### Task requirements
Exactly as they appear, output all of the records. Skip any images.

Figure record listings
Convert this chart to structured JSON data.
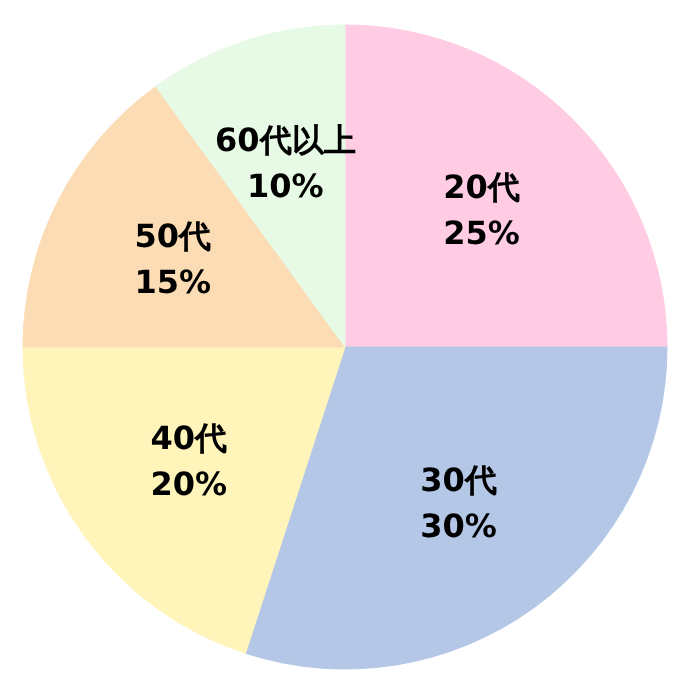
{
  "chart_data": {
    "type": "pie",
    "categories": [
      "20代",
      "30代",
      "40代",
      "50代",
      "60代以上"
    ],
    "values": [
      25,
      30,
      20,
      15,
      10
    ],
    "colors": [
      "#ffcce4",
      "#b4c7e7",
      "#fff5bb",
      "#fcdcb4",
      "#e6fae6"
    ],
    "value_labels": [
      "25%",
      "30%",
      "20%",
      "15%",
      "10%"
    ]
  }
}
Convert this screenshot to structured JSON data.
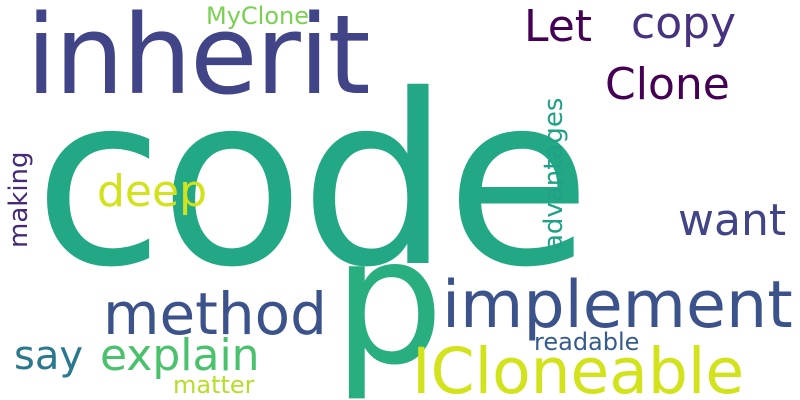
{
  "words": {
    "code": {
      "text": "code",
      "color": "#22a884"
    },
    "inherit": {
      "text": "inherit",
      "color": "#414487"
    },
    "p": {
      "text": "p",
      "color": "#29af7f"
    },
    "icloneable": {
      "text": "ICloneable",
      "color": "#d2e21b"
    },
    "implement": {
      "text": "implement",
      "color": "#3b528b"
    },
    "method": {
      "text": "method",
      "color": "#3b528b"
    },
    "explain": {
      "text": "explain",
      "color": "#4ac16d"
    },
    "say": {
      "text": "say",
      "color": "#2a788e"
    },
    "let": {
      "text": "Let",
      "color": "#440154"
    },
    "copy": {
      "text": "copy",
      "color": "#46327e"
    },
    "clone": {
      "text": "Clone",
      "color": "#440154"
    },
    "want": {
      "text": "want",
      "color": "#414487"
    },
    "deep": {
      "text": "deep",
      "color": "#d2e21b"
    },
    "myclone": {
      "text": "MyClone",
      "color": "#7ad151"
    },
    "advantages": {
      "text": "advantages",
      "color": "#1fa187"
    },
    "making": {
      "text": "making",
      "color": "#482878"
    },
    "readable": {
      "text": "readable",
      "color": "#365c8d"
    },
    "matter": {
      "text": "matter",
      "color": "#b5de2b"
    }
  }
}
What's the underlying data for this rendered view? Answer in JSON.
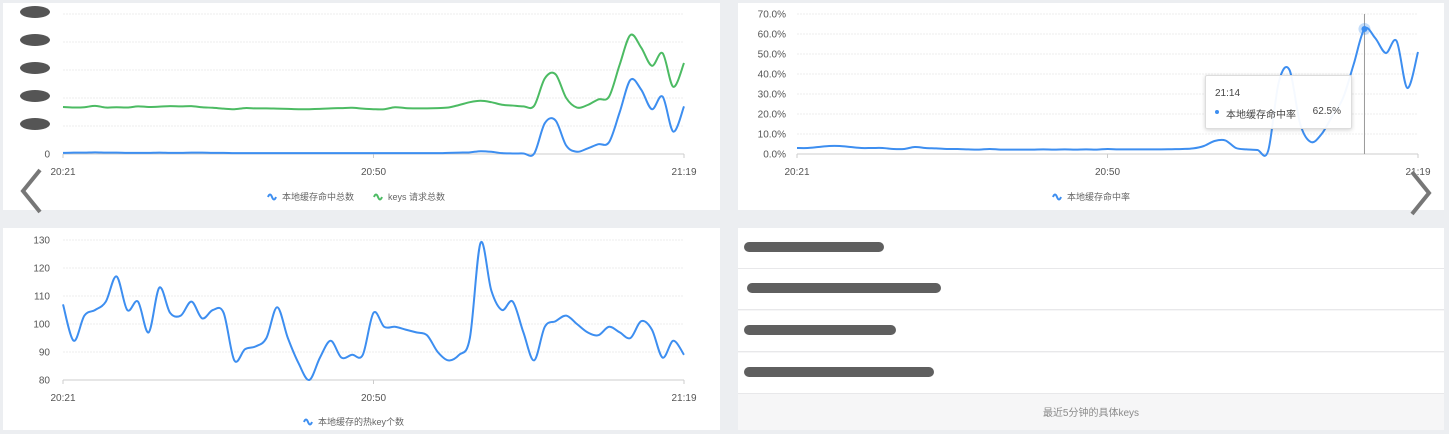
{
  "colors": {
    "blue": "#3d8ef0",
    "green": "#4cbb63",
    "grid": "#eeeeee",
    "axis": "#cccccc",
    "label": "#555555"
  },
  "nav": {
    "prev_icon": "chevron-left-icon",
    "next_icon": "chevron-right-icon"
  },
  "tooltip": {
    "time": "21:14",
    "series": "本地缓存命中率",
    "value": "62.5%"
  },
  "keys_panel": {
    "footer": "最近5分钟的具体keys",
    "row_count": 4
  },
  "chart_data": [
    {
      "type": "line",
      "title": "",
      "xlabel": "",
      "ylabel": "",
      "x_start": "20:21",
      "x_ticks": [
        "20:21",
        "20:50",
        "21:19"
      ],
      "x_tick_minutes": [
        0,
        29,
        58
      ],
      "y_ticks": [
        "0",
        "[redacted]",
        "[redacted]",
        "[redacted]",
        "[redacted]",
        "[redacted]"
      ],
      "ylim": [
        0,
        5
      ],
      "grid": true,
      "legend": "bottom-center",
      "series": [
        {
          "name": "本地缓存命中总数",
          "color": "#3d8ef0",
          "values": [
            0.04,
            0.05,
            0.05,
            0.06,
            0.05,
            0.05,
            0.04,
            0.04,
            0.04,
            0.05,
            0.04,
            0.04,
            0.05,
            0.05,
            0.04,
            0.04,
            0.03,
            0.03,
            0.03,
            0.03,
            0.03,
            0.03,
            0.03,
            0.03,
            0.03,
            0.03,
            0.03,
            0.03,
            0.03,
            0.03,
            0.03,
            0.03,
            0.03,
            0.03,
            0.03,
            0.03,
            0.04,
            0.05,
            0.06,
            0.1,
            0.08,
            0.03,
            0.02,
            0.02,
            0.01,
            1.1,
            1.2,
            0.3,
            0.08,
            0.2,
            0.35,
            0.42,
            1.5,
            2.65,
            2.3,
            1.6,
            2.05,
            0.8,
            1.7
          ]
        },
        {
          "name": "keys 请求总数",
          "color": "#4cbb63",
          "values": [
            1.68,
            1.66,
            1.67,
            1.72,
            1.66,
            1.67,
            1.66,
            1.7,
            1.68,
            1.69,
            1.71,
            1.7,
            1.71,
            1.67,
            1.65,
            1.62,
            1.6,
            1.64,
            1.63,
            1.63,
            1.62,
            1.61,
            1.6,
            1.6,
            1.61,
            1.63,
            1.64,
            1.65,
            1.62,
            1.6,
            1.6,
            1.67,
            1.64,
            1.63,
            1.63,
            1.64,
            1.66,
            1.75,
            1.85,
            1.9,
            1.85,
            1.76,
            1.73,
            1.7,
            1.72,
            2.7,
            2.85,
            2.0,
            1.66,
            1.75,
            1.95,
            2.05,
            3.2,
            4.25,
            3.8,
            3.15,
            3.6,
            2.4,
            3.25
          ]
        }
      ]
    },
    {
      "type": "line",
      "title": "",
      "xlabel": "",
      "ylabel": "",
      "x_start": "20:21",
      "x_ticks": [
        "20:21",
        "20:50",
        "21:19"
      ],
      "x_tick_minutes": [
        0,
        29,
        58
      ],
      "y_ticks": [
        "0.0%",
        "10.0%",
        "20.0%",
        "30.0%",
        "40.0%",
        "50.0%",
        "60.0%",
        "70.0%"
      ],
      "ylim": [
        0,
        70
      ],
      "grid": true,
      "legend": "bottom-center",
      "highlight_minute": 53,
      "series": [
        {
          "name": "本地缓存命中率",
          "color": "#3d8ef0",
          "values": [
            3,
            3,
            3.5,
            4,
            4,
            3.5,
            3,
            3,
            3,
            2.5,
            2.5,
            3.5,
            3,
            2.8,
            2.5,
            2.5,
            2.3,
            2.2,
            2.5,
            2.2,
            2.2,
            2.2,
            2.2,
            2.3,
            2.2,
            2.3,
            2.2,
            2.3,
            2.2,
            2.5,
            2.3,
            2.3,
            2.3,
            2.3,
            2.3,
            2.4,
            2.5,
            2.8,
            4,
            6.5,
            6.8,
            3,
            2.3,
            2,
            1.5,
            36,
            42,
            15,
            6,
            10,
            19,
            28,
            45,
            62.5,
            58,
            50.5,
            56.5,
            33,
            51
          ]
        }
      ]
    },
    {
      "type": "line",
      "title": "",
      "xlabel": "",
      "ylabel": "",
      "x_start": "20:21",
      "x_ticks": [
        "20:21",
        "20:50",
        "21:19"
      ],
      "x_tick_minutes": [
        0,
        29,
        58
      ],
      "y_ticks": [
        "80",
        "90",
        "100",
        "110",
        "120",
        "130"
      ],
      "ylim": [
        80,
        130
      ],
      "grid": true,
      "legend": "bottom-center",
      "series": [
        {
          "name": "本地缓存的热key个数",
          "color": "#3d8ef0",
          "values": [
            107,
            94,
            103,
            105,
            108,
            117,
            105,
            108,
            97,
            113,
            104,
            103,
            108,
            102,
            105,
            104,
            87,
            91,
            92,
            95,
            106,
            95,
            86,
            80,
            88,
            94,
            88,
            89,
            89,
            104,
            99,
            99,
            98,
            97,
            96,
            90,
            87,
            89,
            95,
            129,
            112,
            105,
            108,
            97,
            87,
            99,
            101,
            103,
            100,
            97,
            96,
            99,
            97,
            95,
            101,
            98,
            88,
            94,
            89
          ]
        }
      ]
    }
  ]
}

### Answer to the problem
Convert this chart to structured JSON data.
{
  "chart_data": {
    "type": "pie",
    "categories": [
      "20代",
      "30代",
      "40代",
      "50代",
      "60代以上"
    ],
    "values": [
      25,
      30,
      20,
      15,
      10
    ],
    "colors": [
      "#ffcce4",
      "#b4c7e7",
      "#fff5bb",
      "#fcdcb4",
      "#e6fae6"
    ],
    "value_labels": [
      "25%",
      "30%",
      "20%",
      "15%",
      "10%"
    ]
  }
}
Convert this screenshot to structured JSON data.
{
  "words": {
    "code": {
      "text": "code",
      "color": "#22a884"
    },
    "inherit": {
      "text": "inherit",
      "color": "#414487"
    },
    "p": {
      "text": "p",
      "color": "#29af7f"
    },
    "icloneable": {
      "text": "ICloneable",
      "color": "#d2e21b"
    },
    "implement": {
      "text": "implement",
      "color": "#3b528b"
    },
    "method": {
      "text": "method",
      "color": "#3b528b"
    },
    "explain": {
      "text": "explain",
      "color": "#4ac16d"
    },
    "say": {
      "text": "say",
      "color": "#2a788e"
    },
    "let": {
      "text": "Let",
      "color": "#440154"
    },
    "copy": {
      "text": "copy",
      "color": "#46327e"
    },
    "clone": {
      "text": "Clone",
      "color": "#440154"
    },
    "want": {
      "text": "want",
      "color": "#414487"
    },
    "deep": {
      "text": "deep",
      "color": "#d2e21b"
    },
    "myclone": {
      "text": "MyClone",
      "color": "#7ad151"
    },
    "advantages": {
      "text": "advantages",
      "color": "#1fa187"
    },
    "making": {
      "text": "making",
      "color": "#482878"
    },
    "readable": {
      "text": "readable",
      "color": "#365c8d"
    },
    "matter": {
      "text": "matter",
      "color": "#b5de2b"
    }
  }
}
What's the underlying data for this rendered view? Answer in JSON.
{
  "colors": {
    "blue": "#3d8ef0",
    "green": "#4cbb63",
    "grid": "#eeeeee",
    "axis": "#cccccc",
    "label": "#555555"
  },
  "nav": {
    "prev_icon": "chevron-left-icon",
    "next_icon": "chevron-right-icon"
  },
  "tooltip": {
    "time": "21:14",
    "series": "本地缓存命中率",
    "value": "62.5%"
  },
  "keys_panel": {
    "footer": "最近5分钟的具体keys",
    "row_count": 4
  },
  "chart_data": [
    {
      "type": "line",
      "title": "",
      "xlabel": "",
      "ylabel": "",
      "x_start": "20:21",
      "x_ticks": [
        "20:21",
        "20:50",
        "21:19"
      ],
      "x_tick_minutes": [
        0,
        29,
        58
      ],
      "y_ticks": [
        "0",
        "[redacted]",
        "[redacted]",
        "[redacted]",
        "[redacted]",
        "[redacted]"
      ],
      "ylim": [
        0,
        5
      ],
      "grid": true,
      "legend": "bottom-center",
      "series": [
        {
          "name": "本地缓存命中总数",
          "color": "#3d8ef0",
          "values": [
            0.04,
            0.05,
            0.05,
            0.06,
            0.05,
            0.05,
            0.04,
            0.04,
            0.04,
            0.05,
            0.04,
            0.04,
            0.05,
            0.05,
            0.04,
            0.04,
            0.03,
            0.03,
            0.03,
            0.03,
            0.03,
            0.03,
            0.03,
            0.03,
            0.03,
            0.03,
            0.03,
            0.03,
            0.03,
            0.03,
            0.03,
            0.03,
            0.03,
            0.03,
            0.03,
            0.03,
            0.04,
            0.05,
            0.06,
            0.1,
            0.08,
            0.03,
            0.02,
            0.02,
            0.01,
            1.1,
            1.2,
            0.3,
            0.08,
            0.2,
            0.35,
            0.42,
            1.5,
            2.65,
            2.3,
            1.6,
            2.05,
            0.8,
            1.7
          ]
        },
        {
          "name": "keys 请求总数",
          "color": "#4cbb63",
          "values": [
            1.68,
            1.66,
            1.67,
            1.72,
            1.66,
            1.67,
            1.66,
            1.7,
            1.68,
            1.69,
            1.71,
            1.7,
            1.71,
            1.67,
            1.65,
            1.62,
            1.6,
            1.64,
            1.63,
            1.63,
            1.62,
            1.61,
            1.6,
            1.6,
            1.61,
            1.63,
            1.64,
            1.65,
            1.62,
            1.6,
            1.6,
            1.67,
            1.64,
            1.63,
            1.63,
            1.64,
            1.66,
            1.75,
            1.85,
            1.9,
            1.85,
            1.76,
            1.73,
            1.7,
            1.72,
            2.7,
            2.85,
            2.0,
            1.66,
            1.75,
            1.95,
            2.05,
            3.2,
            4.25,
            3.8,
            3.15,
            3.6,
            2.4,
            3.25
          ]
        }
      ]
    },
    {
      "type": "line",
      "title": "",
      "xlabel": "",
      "ylabel": "",
      "x_start": "20:21",
      "x_ticks": [
        "20:21",
        "20:50",
        "21:19"
      ],
      "x_tick_minutes": [
        0,
        29,
        58
      ],
      "y_ticks": [
        "0.0%",
        "10.0%",
        "20.0%",
        "30.0%",
        "40.0%",
        "50.0%",
        "60.0%",
        "70.0%"
      ],
      "ylim": [
        0,
        70
      ],
      "grid": true,
      "legend": "bottom-center",
      "highlight_minute": 53,
      "series": [
        {
          "name": "本地缓存命中率",
          "color": "#3d8ef0",
          "values": [
            3,
            3,
            3.5,
            4,
            4,
            3.5,
            3,
            3,
            3,
            2.5,
            2.5,
            3.5,
            3,
            2.8,
            2.5,
            2.5,
            2.3,
            2.2,
            2.5,
            2.2,
            2.2,
            2.2,
            2.2,
            2.3,
            2.2,
            2.3,
            2.2,
            2.3,
            2.2,
            2.5,
            2.3,
            2.3,
            2.3,
            2.3,
            2.3,
            2.4,
            2.5,
            2.8,
            4,
            6.5,
            6.8,
            3,
            2.3,
            2,
            1.5,
            36,
            42,
            15,
            6,
            10,
            19,
            28,
            45,
            62.5,
            58,
            50.5,
            56.5,
            33,
            51
          ]
        }
      ]
    },
    {
      "type": "line",
      "title": "",
      "xlabel": "",
      "ylabel": "",
      "x_start": "20:21",
      "x_ticks": [
        "20:21",
        "20:50",
        "21:19"
      ],
      "x_tick_minutes": [
        0,
        29,
        58
      ],
      "y_ticks": [
        "80",
        "90",
        "100",
        "110",
        "120",
        "130"
      ],
      "ylim": [
        80,
        130
      ],
      "grid": true,
      "legend": "bottom-center",
      "series": [
        {
          "name": "本地缓存的热key个数",
          "color": "#3d8ef0",
          "values": [
            107,
            94,
            103,
            105,
            108,
            117,
            105,
            108,
            97,
            113,
            104,
            103,
            108,
            102,
            105,
            104,
            87,
            91,
            92,
            95,
            106,
            95,
            86,
            80,
            88,
            94,
            88,
            89,
            89,
            104,
            99,
            99,
            98,
            97,
            96,
            90,
            87,
            89,
            95,
            129,
            112,
            105,
            108,
            97,
            87,
            99,
            101,
            103,
            100,
            97,
            96,
            99,
            97,
            95,
            101,
            98,
            88,
            94,
            89
          ]
        }
      ]
    }
  ]
}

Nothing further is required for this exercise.